- [Exercise aim]:
Find the string "Mobile" in the records. Copy every line it appears in.

○ ○ ○ ○ ○

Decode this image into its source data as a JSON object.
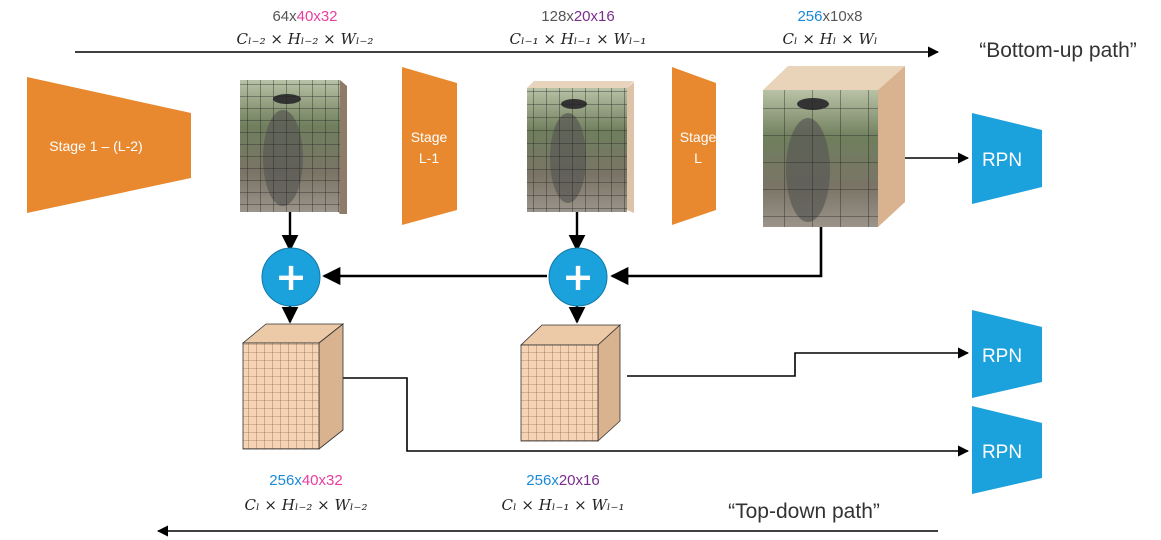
{
  "colors": {
    "stage_orange": "#E8892F",
    "rpn_blue": "#1BA1DC",
    "plus_blue": "#1BA1DC",
    "grid_face": "#F6D3B4",
    "grid_side": "#D9B28F",
    "dim_gray": "#555555",
    "dim_pink": "#E83E9F",
    "dim_purple": "#7B2D8E",
    "dim_blue": "#1A8AD8"
  },
  "bottom_up": {
    "label": "“Bottom-up path”",
    "dims": [
      {
        "parts": [
          {
            "text": "64x",
            "color": "gray"
          },
          {
            "text": "40x32",
            "color": "pink"
          }
        ],
        "formula": "Cₗ₋₂ × Hₗ₋₂ × Wₗ₋₂"
      },
      {
        "parts": [
          {
            "text": "128x",
            "color": "gray"
          },
          {
            "text": "20x16",
            "color": "purple"
          }
        ],
        "formula": "Cₗ₋₁ × Hₗ₋₁ × Wₗ₋₁"
      },
      {
        "parts": [
          {
            "text": "256",
            "color": "blue"
          },
          {
            "text": "x10x8",
            "color": "gray"
          }
        ],
        "formula": "Cₗ × Hₗ × Wₗ"
      }
    ]
  },
  "stages": {
    "stage1": "Stage 1 – (L-2)",
    "stage_l1": [
      "Stage",
      "L-1"
    ],
    "stage_l": [
      "Stage",
      "L"
    ]
  },
  "top_down": {
    "label": "“Top-down path”",
    "dims": [
      {
        "parts": [
          {
            "text": "256x",
            "color": "blue"
          },
          {
            "text": "40x32",
            "color": "pink"
          }
        ],
        "formula": "Cₗ × Hₗ₋₂ × Wₗ₋₂"
      },
      {
        "parts": [
          {
            "text": "256x",
            "color": "blue"
          },
          {
            "text": "20x16",
            "color": "purple"
          }
        ],
        "formula": "Cₗ × Hₗ₋₁ × Wₗ₋₁"
      }
    ]
  },
  "rpn_label": "RPN",
  "plus_symbol": "+"
}
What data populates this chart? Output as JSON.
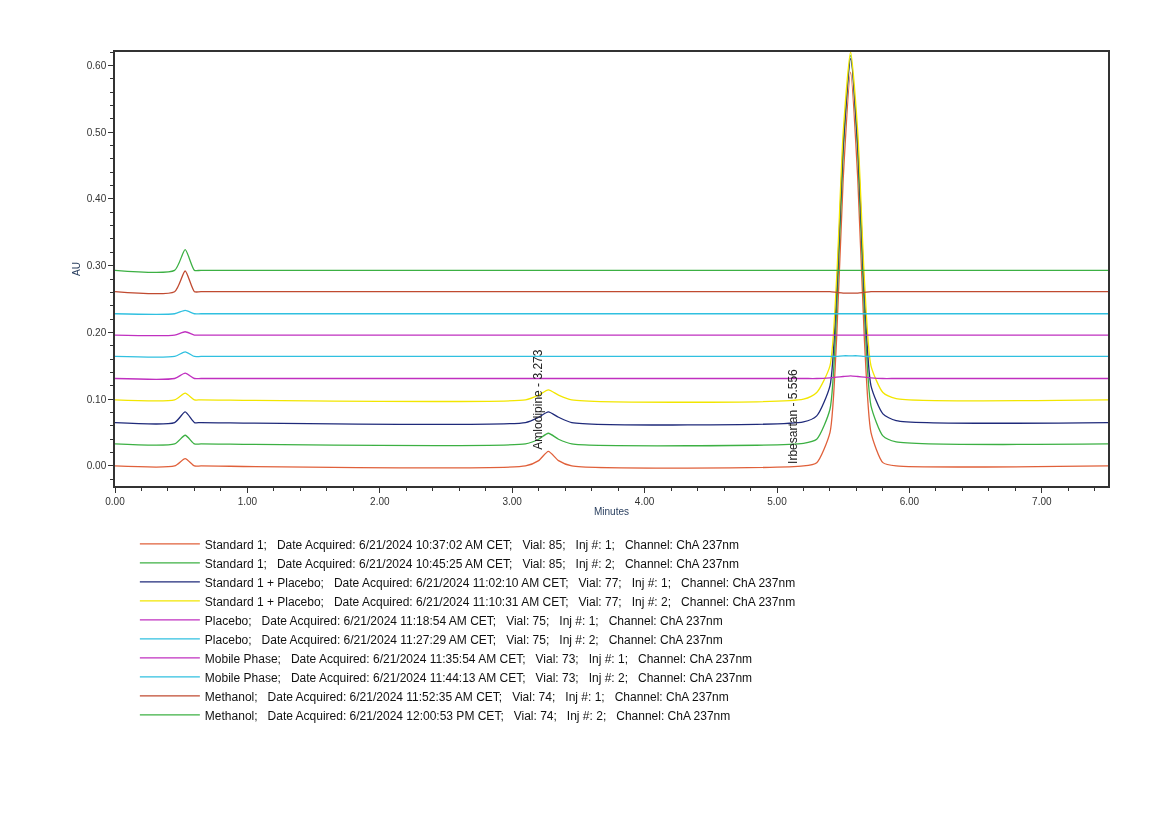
{
  "chart_data": {
    "type": "line",
    "xlabel": "Minutes",
    "ylabel": "AU",
    "x": [
      0,
      0.45,
      0.53,
      0.6,
      0.65,
      3.1,
      3.2,
      3.273,
      3.35,
      3.45,
      5.2,
      5.3,
      5.4,
      5.45,
      5.5,
      5.556,
      5.61,
      5.66,
      5.71,
      5.8,
      5.9,
      7.5
    ],
    "xlim": [
      0,
      7.5
    ],
    "xticks": [
      {
        "value": 0,
        "label": "0.00"
      },
      {
        "value": 1,
        "label": "1.00"
      },
      {
        "value": 2,
        "label": "2.00"
      },
      {
        "value": 3,
        "label": "3.00"
      },
      {
        "value": 4,
        "label": "4.00"
      },
      {
        "value": 5,
        "label": "5.00"
      },
      {
        "value": 6,
        "label": "6.00"
      },
      {
        "value": 7,
        "label": "7.00"
      }
    ],
    "ylim": [
      -0.03,
      0.62
    ],
    "yticks": [
      {
        "value": 0,
        "label": "0.00"
      },
      {
        "value": 0.1,
        "label": "0.10"
      },
      {
        "value": 0.2,
        "label": "0.20"
      },
      {
        "value": 0.3,
        "label": "0.30"
      },
      {
        "value": 0.4,
        "label": "0.40"
      },
      {
        "value": 0.5,
        "label": "0.50"
      },
      {
        "value": 0.6,
        "label": "0.60"
      }
    ],
    "legend": "bottom",
    "marker": "none",
    "line_style": "solid",
    "annotations": [
      {
        "text": "Amlodipine - 3.273",
        "x": 3.273,
        "y": 0.022
      },
      {
        "text": "Irbesartan - 5.556",
        "x": 5.2,
        "y": 0
      }
    ],
    "series": [
      {
        "name": "Standard 1;   Date Acquired: 6/21/2024 10:37:02 AM CET;   Vial: 85;   Inj #: 1;   Channel: ChA 237nm",
        "color": "#e0603a",
        "values": [
          0,
          0,
          0.011,
          0,
          0,
          0,
          0.008,
          0.022,
          0.008,
          0,
          0,
          0.005,
          0.05,
          0.19,
          0.43,
          0.59,
          0.43,
          0.19,
          0.05,
          0.005,
          0,
          0
        ]
      },
      {
        "name": "Standard 1;   Date Acquired: 6/21/2024 10:45:25 AM CET;   Vial: 85;   Inj #: 2;   Channel: ChA 237nm",
        "color": "#3cb043",
        "values": [
          0.033,
          0.033,
          0.046,
          0.033,
          0.033,
          0.033,
          0.04,
          0.049,
          0.04,
          0.033,
          0.034,
          0.04,
          0.085,
          0.23,
          0.47,
          0.615,
          0.47,
          0.23,
          0.09,
          0.045,
          0.036,
          0.033
        ]
      },
      {
        "name": "Standard 1 + Placebo;   Date Acquired: 6/21/2024 11:02:10 AM CET;   Vial: 77;   Inj #: 1;   Channel: ChA 237nm",
        "color": "#1f2a7a",
        "values": [
          0.065,
          0.065,
          0.081,
          0.065,
          0.065,
          0.065,
          0.073,
          0.081,
          0.073,
          0.065,
          0.066,
          0.075,
          0.12,
          0.26,
          0.48,
          0.61,
          0.48,
          0.26,
          0.12,
          0.078,
          0.068,
          0.065
        ]
      },
      {
        "name": "Standard 1 + Placebo;   Date Acquired: 6/21/2024 11:10:31 AM CET;   Vial: 77;   Inj #: 2;   Channel: ChA 237nm",
        "color": "#f2e600",
        "values": [
          0.099,
          0.099,
          0.109,
          0.099,
          0.099,
          0.099,
          0.106,
          0.114,
          0.106,
          0.099,
          0.1,
          0.11,
          0.15,
          0.28,
          0.5,
          0.62,
          0.5,
          0.28,
          0.15,
          0.11,
          0.101,
          0.099
        ]
      },
      {
        "name": "Placebo;   Date Acquired: 6/21/2024 11:18:54 AM CET;   Vial: 75;   Inj #: 1;   Channel: ChA 237nm",
        "color": "#c030c0",
        "values": [
          0.131,
          0.131,
          0.139,
          0.131,
          0.131,
          0.131,
          0.131,
          0.131,
          0.131,
          0.131,
          0.131,
          0.131,
          0.132,
          0.133,
          0.134,
          0.135,
          0.134,
          0.133,
          0.132,
          0.131,
          0.131,
          0.131
        ]
      },
      {
        "name": "Placebo;   Date Acquired: 6/21/2024 11:27:29 AM CET;   Vial: 75;   Inj #: 2;   Channel: ChA 237nm",
        "color": "#30c0e0",
        "values": [
          0.164,
          0.164,
          0.171,
          0.164,
          0.164,
          0.164,
          0.164,
          0.164,
          0.164,
          0.164,
          0.164,
          0.164,
          0.164,
          0.164,
          0.165,
          0.165,
          0.165,
          0.164,
          0.164,
          0.164,
          0.164,
          0.164
        ]
      },
      {
        "name": "Mobile Phase;   Date Acquired: 6/21/2024 11:35:54 AM CET;   Vial: 73;   Inj #: 1;   Channel: ChA 237nm",
        "color": "#c030c0",
        "values": [
          0.196,
          0.196,
          0.201,
          0.196,
          0.196,
          0.196,
          0.196,
          0.196,
          0.196,
          0.196,
          0.196,
          0.196,
          0.196,
          0.196,
          0.196,
          0.196,
          0.196,
          0.196,
          0.196,
          0.196,
          0.196,
          0.196
        ]
      },
      {
        "name": "Mobile Phase;   Date Acquired: 6/21/2024 11:44:13 AM CET;   Vial: 73;   Inj #: 2;   Channel: ChA 237nm",
        "color": "#30c0e0",
        "values": [
          0.228,
          0.228,
          0.233,
          0.228,
          0.228,
          0.228,
          0.228,
          0.228,
          0.228,
          0.228,
          0.228,
          0.228,
          0.228,
          0.228,
          0.228,
          0.228,
          0.228,
          0.228,
          0.228,
          0.228,
          0.228,
          0.228
        ]
      },
      {
        "name": "Methanol;   Date Acquired: 6/21/2024 11:52:35 AM CET;   Vial: 74;   Inj #: 1;   Channel: ChA 237nm",
        "color": "#c04a30",
        "values": [
          0.261,
          0.261,
          0.292,
          0.261,
          0.261,
          0.261,
          0.261,
          0.261,
          0.261,
          0.261,
          0.261,
          0.261,
          0.261,
          0.26,
          0.259,
          0.259,
          0.259,
          0.26,
          0.261,
          0.261,
          0.261,
          0.261
        ]
      },
      {
        "name": "Methanol;   Date Acquired: 6/21/2024 12:00:53 PM CET;   Vial: 74;   Inj #: 2;   Channel: ChA 237nm",
        "color": "#3cb043",
        "values": [
          0.293,
          0.293,
          0.324,
          0.293,
          0.293,
          0.293,
          0.293,
          0.293,
          0.293,
          0.293,
          0.293,
          0.293,
          0.293,
          0.293,
          0.293,
          0.293,
          0.293,
          0.293,
          0.293,
          0.293,
          0.293,
          0.293
        ]
      }
    ]
  }
}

○ ○ ○ ○ ○

- [The response]:
        "name": "Mobile Phase;   Date Acquired: 6/21/2024 11:35:54 AM CET;   Vial: 73;   Inj #: 1;   Channel: ChA 237nm",
        "name": "Mobile Phase;   Date Acquired: 6/21/2024 11:44:13 AM CET;   Vial: 73;   Inj #: 2;   Channel: ChA 237nm",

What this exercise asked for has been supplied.